▶ _PASSAGE PROVIDED_
Infinity! == Product[k, {k, 1, Infinity}] == Infinity! == Product[k, {k, 
1, Infinity}] == E^-(D[Sum[k^(-s), {k, 1, Infinity}], s] /. s -> 0) ==
    E^-Derivative[1][Zeta][0] == Sqrt[2*Pi]

In fact Mathematica can evaluate the last three equalities:

In[12]:=
E^(-(D[Sum[k^(-s), {k, 1, Infinity}], s] /. s -> 0)) ==
   E^(-Derivative[1][Zeta][0]) == Sqrt[2*Pi]

Out[12]=
True


while the first four are obvious, aren't they :)

Andrzej

On Tuesday, August 13, 2002, at 06:13  AM, David W. Cantrell wrote:

> [Message also posted to: comp.soft-sys.math.mathematica]
>
> Andrzej Kozlowski <andrzej at tuins.ac.jp> wrote:
>> In[2]:=
>> Limit[(1 + y/Abs[x])^Abs[x], x -> Infinity]
>>
>> Out[2]=
>> E^(I*Im[y] + Re[y])

▶ _SUPPLIED DATA_
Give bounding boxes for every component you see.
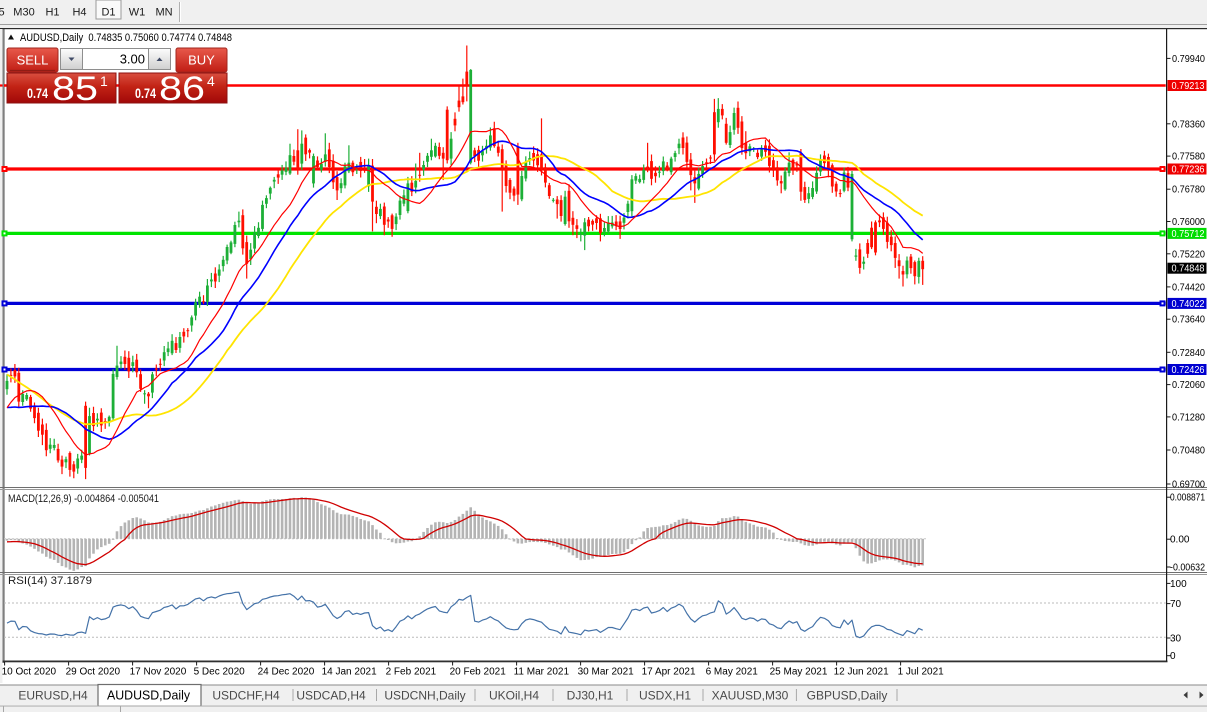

▶ _EXERCISE TASKS_
A) Duplicate the part of the Mathematica post that opens with the words containing "In fact Mathematica" and closes with "aren't they :)".
B) Say whether each statement agrees with the Mathematica post. Answer yes or no, and quote the words that decide it. (i) The post says Mathematica can evaluate the last three equalities. (ii) The post calls the first four equalities hard to show. (iii) David W. Cantrell's message is dated Tuesday, August 13, 2002.
None of the data above matters for this work.

▶ _OUTPUTS BY TASK_
A)
In fact Mathematica can evaluate the last three equalities:

In[12]:=
E^(-(D[Sum[k^(-s), {k, 1, Infinity}], s] /. s -> 0)) ==
   E^(-Derivative[1][Zeta][0]) == Sqrt[2*Pi]

Out[12]=
True


while the first four are obvious, aren't they :)

B)
(i) Yes: "In fact Mathematica can evaluate the last three equalities"
(ii) No: "while the first four are obvious"
(iii) Yes: "On Tuesday, August 13, 2002"